### Goal
From the listing below, pull out every line where the string "true" appears.

------ Provided records

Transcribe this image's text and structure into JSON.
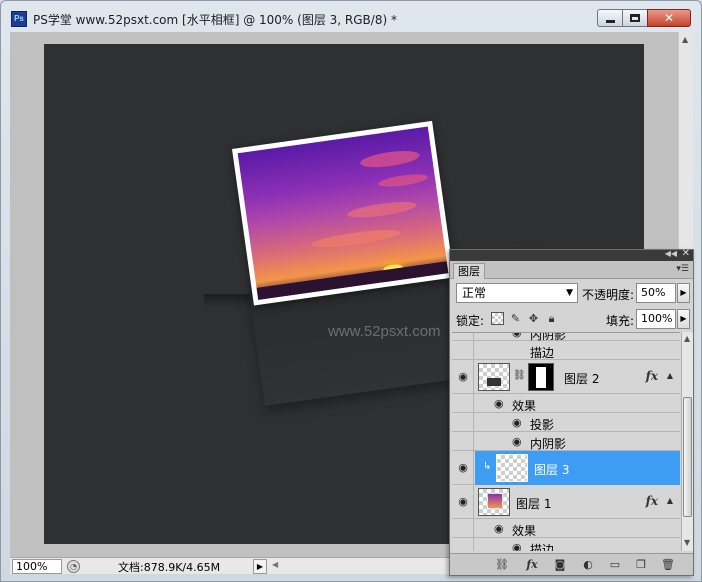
{
  "window": {
    "title": "PS学堂 www.52psxt.com [水平相框] @ 100% (图层 3, RGB/8) *",
    "app_icon_text": "Ps"
  },
  "canvas": {
    "watermark": "www.52psxt.com"
  },
  "statusbar": {
    "zoom": "100%",
    "doc_info": "文档:878.9K/4.65M"
  },
  "layers_panel": {
    "tab_label": "图层",
    "blend_mode": "正常",
    "opacity_label": "不透明度:",
    "opacity_value": "50%",
    "lock_label": "锁定:",
    "fill_label": "填充:",
    "fill_value": "100%",
    "rows": [
      {
        "type": "effect",
        "label": "内阴影",
        "partial": true
      },
      {
        "type": "effect",
        "label": "描边"
      },
      {
        "type": "layer",
        "name": "图层 2",
        "has_mask": true,
        "has_fx": true
      },
      {
        "type": "effects_header",
        "label": "效果"
      },
      {
        "type": "effect",
        "label": "投影"
      },
      {
        "type": "effect",
        "label": "内阴影"
      },
      {
        "type": "layer",
        "name": "图层 3",
        "selected": true,
        "clipped": true
      },
      {
        "type": "layer",
        "name": "图层 1",
        "has_fx": true
      },
      {
        "type": "effects_header",
        "label": "效果"
      },
      {
        "type": "effect",
        "label": "描边"
      }
    ],
    "fx_label": "fx",
    "footer_icons": [
      "link-icon",
      "fx-icon",
      "mask-icon",
      "adjustment-icon",
      "group-icon",
      "new-layer-icon",
      "trash-icon"
    ]
  }
}
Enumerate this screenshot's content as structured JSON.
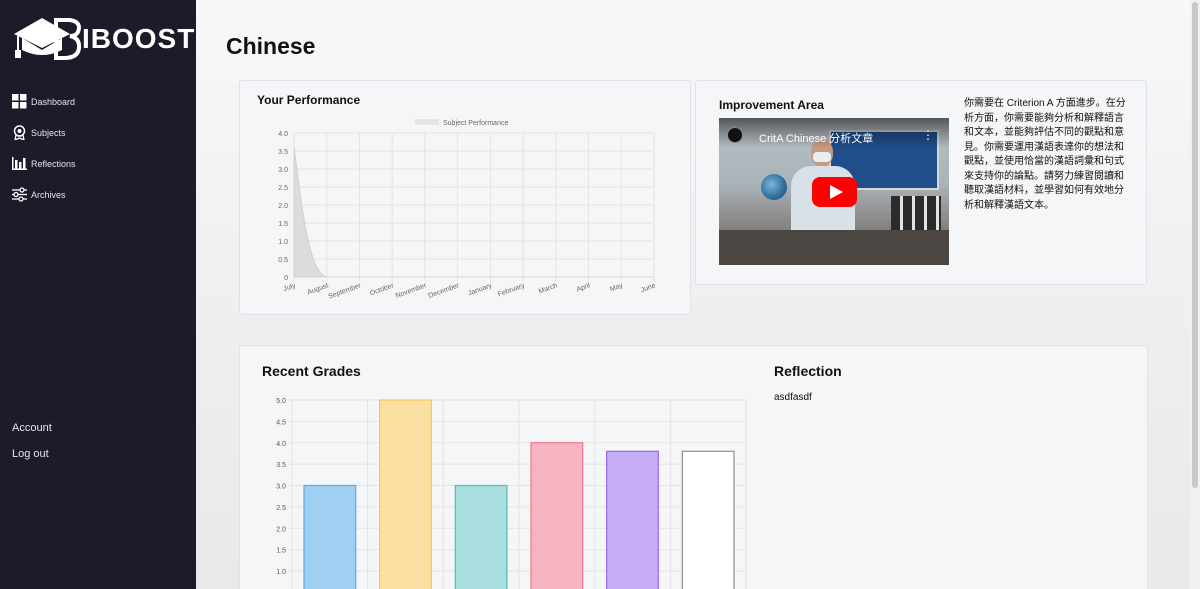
{
  "sidebar": {
    "logo_text": "IBOOST",
    "items": [
      {
        "label": "Dashboard",
        "icon": "grid-icon"
      },
      {
        "label": "Subjects",
        "icon": "badge-icon"
      },
      {
        "label": "Reflections",
        "icon": "bar-chart-icon"
      },
      {
        "label": "Archives",
        "icon": "sliders-icon"
      }
    ],
    "account": "Account",
    "logout": "Log out"
  },
  "page": {
    "title": "Chinese"
  },
  "performance": {
    "title": "Your Performance",
    "chart_data": {
      "type": "area",
      "legend": [
        "Subject Performance"
      ],
      "legend_position": "top",
      "categories": [
        "July",
        "August",
        "September",
        "October",
        "November",
        "December",
        "January",
        "February",
        "March",
        "April",
        "May",
        "June"
      ],
      "y_ticks": [
        "4.0",
        "3.5",
        "3.0",
        "2.5",
        "2.0",
        "1.5",
        "1.0",
        "0.5",
        "0"
      ],
      "ylim": [
        0,
        4
      ],
      "series": [
        {
          "name": "Subject Performance",
          "values": [
            3.6,
            0,
            0,
            0,
            0,
            0,
            0,
            0,
            0,
            0,
            0,
            0
          ],
          "color": "#dcdcdc"
        }
      ],
      "grid": true
    }
  },
  "improvement": {
    "title": "Improvement Area",
    "video_title": "CritA Chinese 分析文章",
    "text": "你需要在 Criterion A 方面進步。在分析方面，你需要能夠分析和解釋語言和文本，並能夠評估不同的觀點和意見。你需要運用漢語表達你的想法和觀點，並使用恰當的漢語詞彙和句式來支持你的論點。請努力練習閱讀和聽取漢語材料，並學習如何有效地分析和解釋漢語文本。"
  },
  "grades": {
    "title": "Recent Grades",
    "chart_data": {
      "type": "bar",
      "y_ticks": [
        "5.0",
        "4.5",
        "4.0",
        "3.5",
        "3.0",
        "2.5",
        "2.0",
        "1.5",
        "1.0"
      ],
      "ylim": [
        1,
        5
      ],
      "values": [
        3.0,
        5.0,
        3.0,
        4.0,
        3.8,
        3.8
      ],
      "colors": [
        {
          "fill": "#9fcff3",
          "stroke": "#5fa8e3"
        },
        {
          "fill": "#fbe0a3",
          "stroke": "#f5c54e"
        },
        {
          "fill": "#a8dedd",
          "stroke": "#4bbfb8"
        },
        {
          "fill": "#f9b4c2",
          "stroke": "#f0738e"
        },
        {
          "fill": "#c6abf6",
          "stroke": "#9a66ee"
        },
        {
          "fill": "#ffffff",
          "stroke": "#8e8e8e"
        }
      ],
      "grid": true
    }
  },
  "reflection": {
    "title": "Reflection",
    "text": "asdfasdf"
  }
}
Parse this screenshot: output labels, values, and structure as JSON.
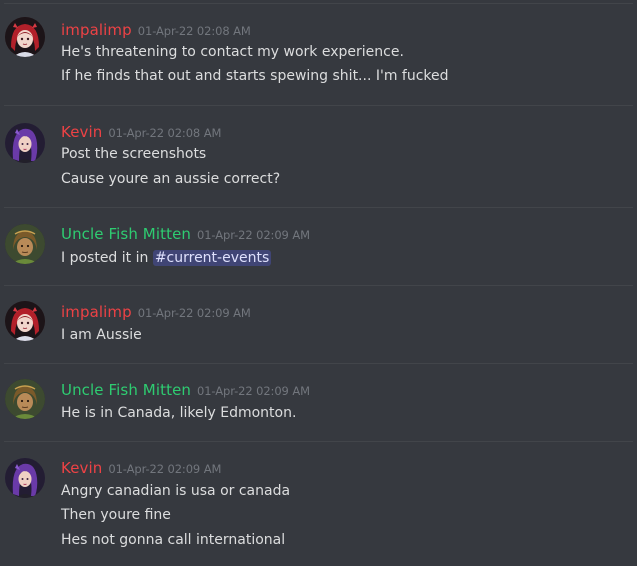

------------

### Result below
        "partial": true
        "has_mask": true,
        "has_fx": true
        "selected": true,
        "clipped": true
        "has_fx": true
      "grid": true
      "grid": true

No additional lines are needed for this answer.